GIVEN DATA -

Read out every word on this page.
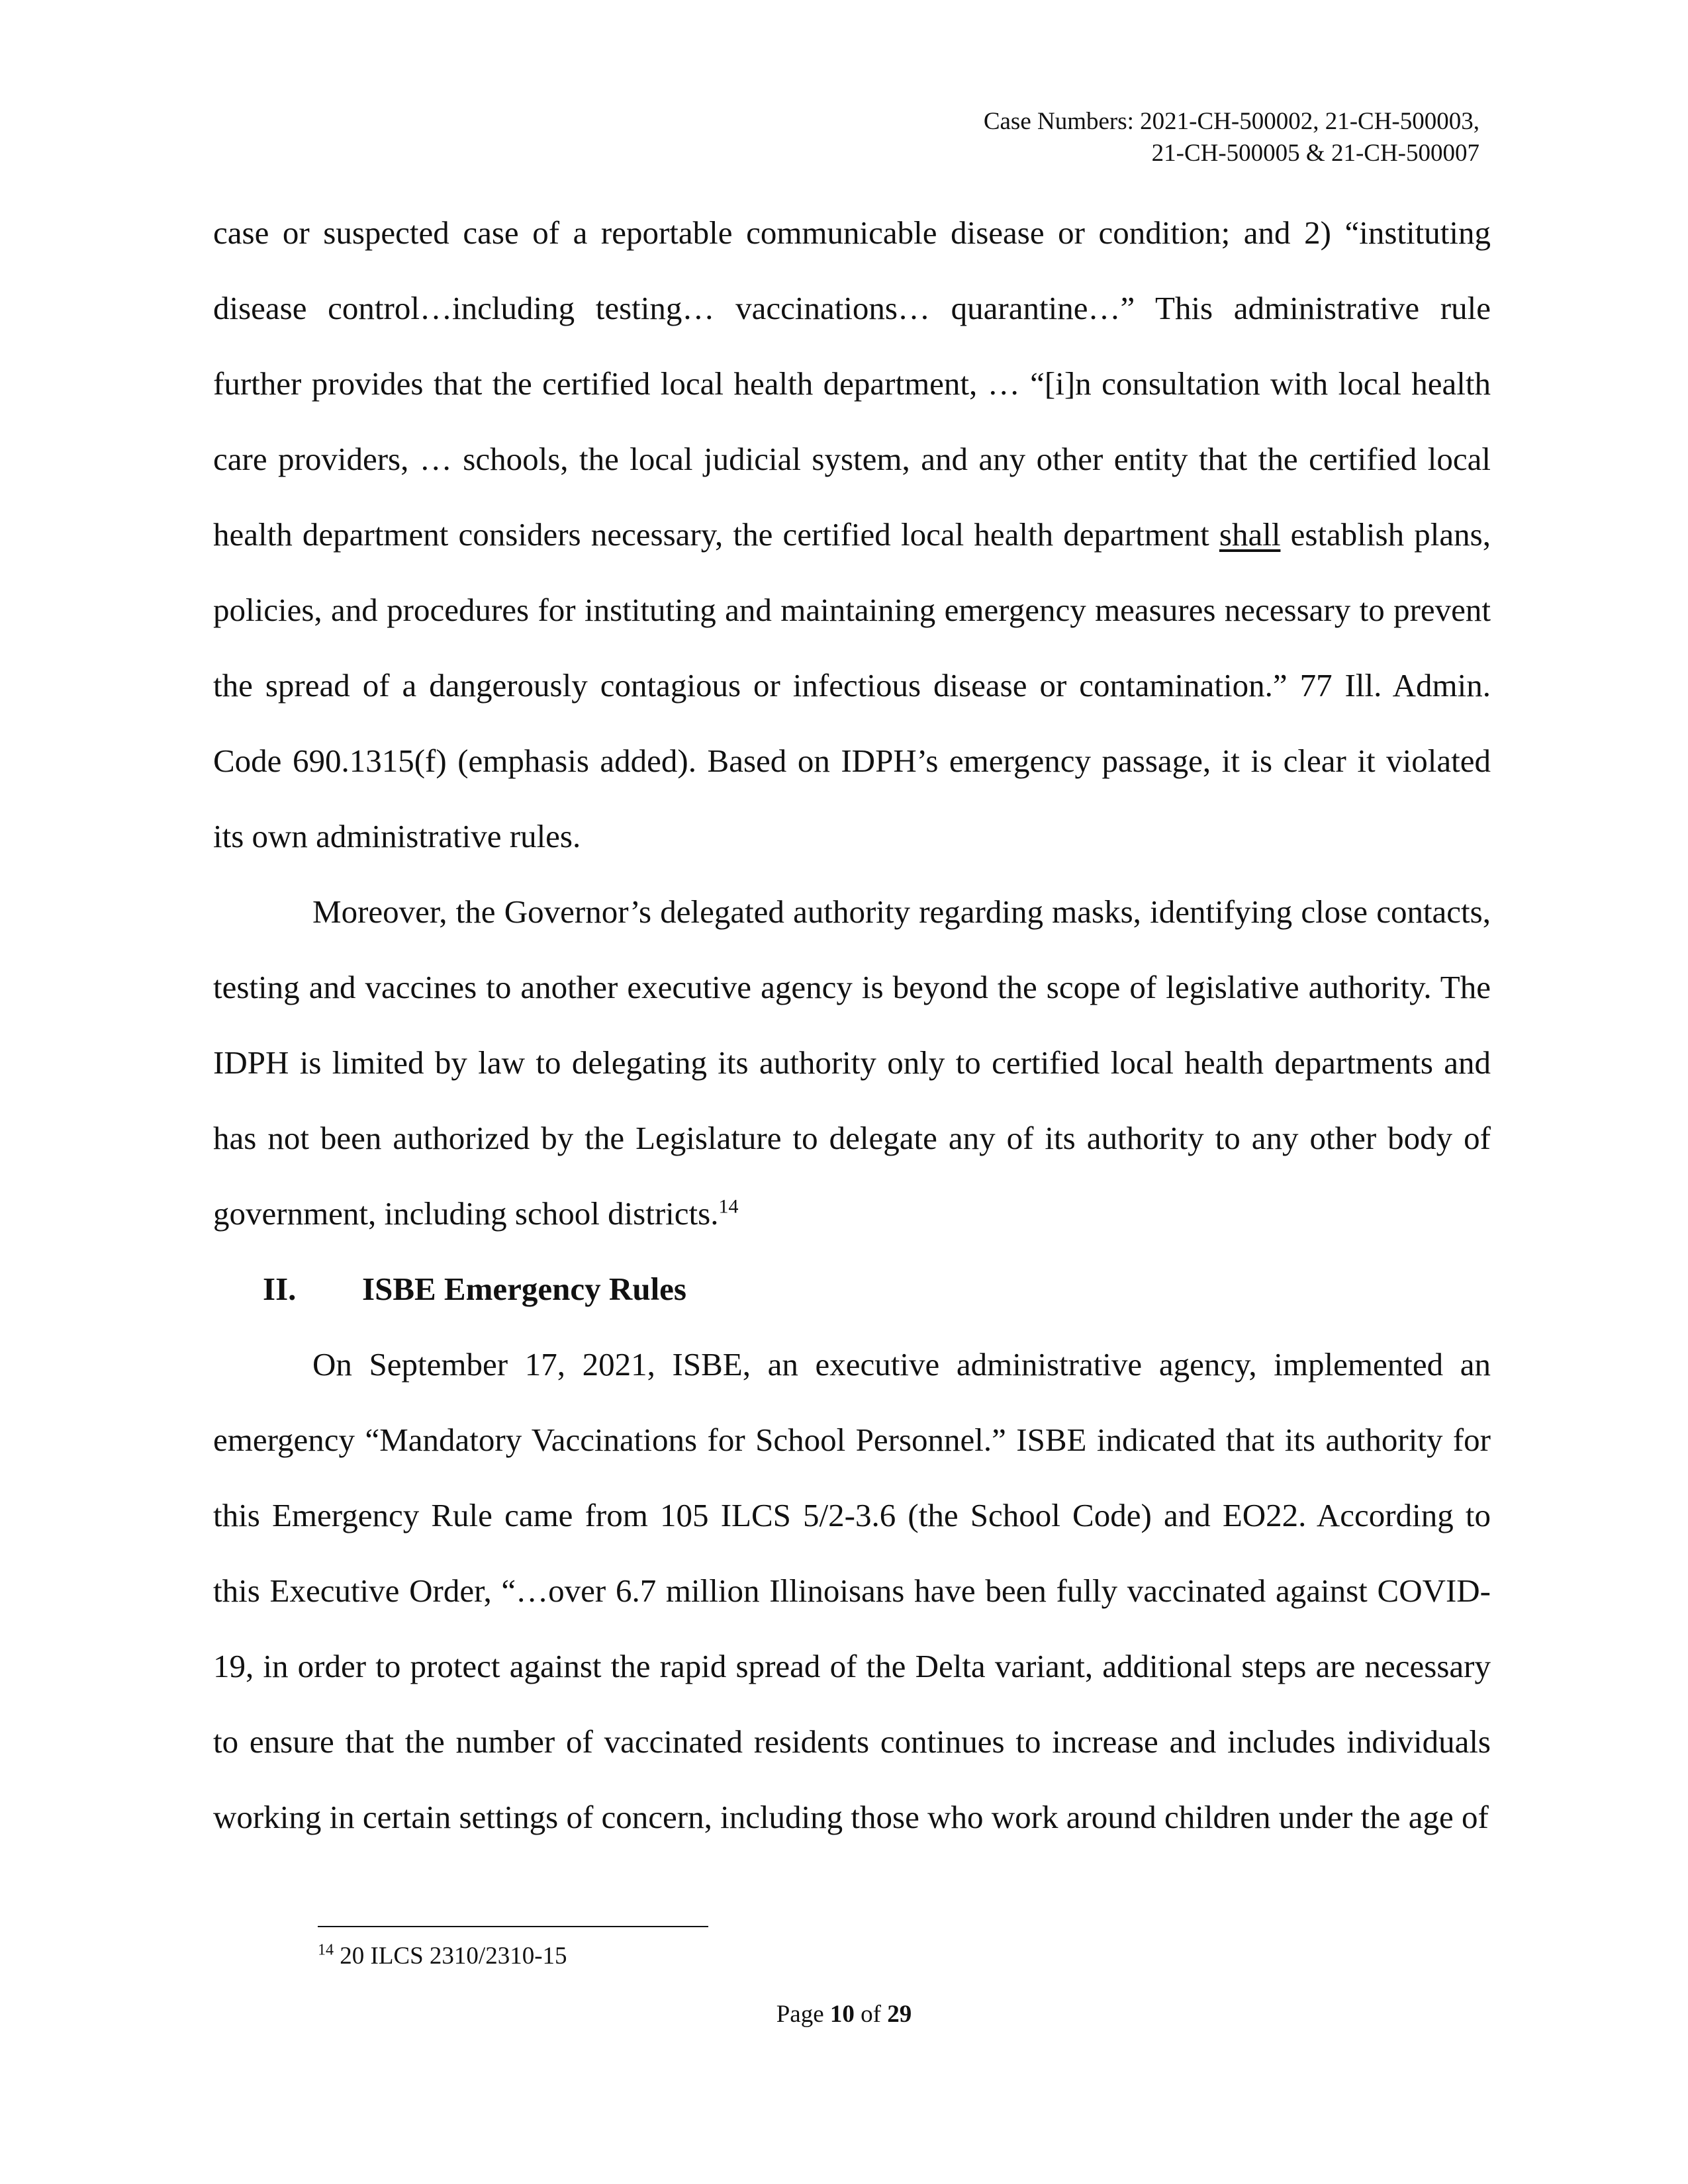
Case Numbers: 2021-CH-500002, 21-CH-500003,
21-CH-500005 & 21-CH-500007

case or suspected case of a reportable communicable disease or condition; and 2) “instituting disease control…including testing… vaccinations… quarantine…” This administrative rule further provides that the certified local health department, … “[i]n consultation with local health care providers, … schools, the local judicial system, and any other entity that the certified local health department considers necessary, the certified local health department shall establish plans, policies, and procedures for instituting and maintaining emergency measures necessary to prevent the spread of a dangerously contagious or infectious disease or contamination.” 77 Ill. Admin. Code 690.1315(f) (emphasis added). Based on IDPH’s emergency passage, it is clear it violated its own administrative rules.

Moreover, the Governor’s delegated authority regarding masks, identifying close contacts, testing and vaccines to another executive agency is beyond the scope of legislative authority. The IDPH is limited by law to delegating its authority only to certified local health departments and has not been authorized by the Legislature to delegate any of its authority to any other body of government, including school districts.$^{14}$

II. ISBE Emergency Rules

On September 17, 2021, ISBE, an executive administrative agency, implemented an emergency “Mandatory Vaccinations for School Personnel.” ISBE indicated that its authority for this Emergency Rule came from 105 ILCS 5/2-3.6 (the School Code) and EO22. According to this Executive Order, “…over 6.7 million Illinoisans have been fully vaccinated against COVID-19, in order to protect against the rapid spread of the Delta variant, additional steps are necessary to ensure that the number of vaccinated residents continues to increase and includes individuals working in certain settings of concern, including those who work around children under the age of

$^{14}$ 20 ILCS 2310/2310-15
Page 10 of 29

WHAT TO WORK ON -
Images in the data above are to be skipped. Retype all other material exactly.

WORKED SOLUTION -
Read out every word on this page.
Case Numbers: 2021-CH-500002, 21-CH-500003,
21-CH-500005 & 21-CH-500007

case or suspected case of a reportable communicable disease or condition; and 2) “instituting disease control…including testing… vaccinations… quarantine…” This administrative rule further provides that the certified local health department, … “[i]n consultation with local health care providers, … schools, the local judicial system, and any other entity that the certified local health department considers necessary, the certified local health department shall establish plans, policies, and procedures for instituting and maintaining emergency measures necessary to prevent the spread of a dangerously contagious or infectious disease or contamination.” 77 Ill. Admin. Code 690.1315(f) (emphasis added). Based on IDPH’s emergency passage, it is clear it violated its own administrative rules.

Moreover, the Governor’s delegated authority regarding masks, identifying close contacts, testing and vaccines to another executive agency is beyond the scope of legislative authority. The IDPH is limited by law to delegating its authority only to certified local health departments and has not been authorized by the Legislature to delegate any of its authority to any other body of government, including school districts.$^{14}$

II. ISBE Emergency Rules

On September 17, 2021, ISBE, an executive administrative agency, implemented an emergency “Mandatory Vaccinations for School Personnel.” ISBE indicated that its authority for this Emergency Rule came from 105 ILCS 5/2-3.6 (the School Code) and EO22. According to this Executive Order, “…over 6.7 million Illinoisans have been fully vaccinated against COVID-19, in order to protect against the rapid spread of the Delta variant, additional steps are necessary to ensure that the number of vaccinated residents continues to increase and includes individuals working in certain settings of concern, including those who work around children under the age of

$^{14}$ 20 ILCS 2310/2310-15
Page 10 of 29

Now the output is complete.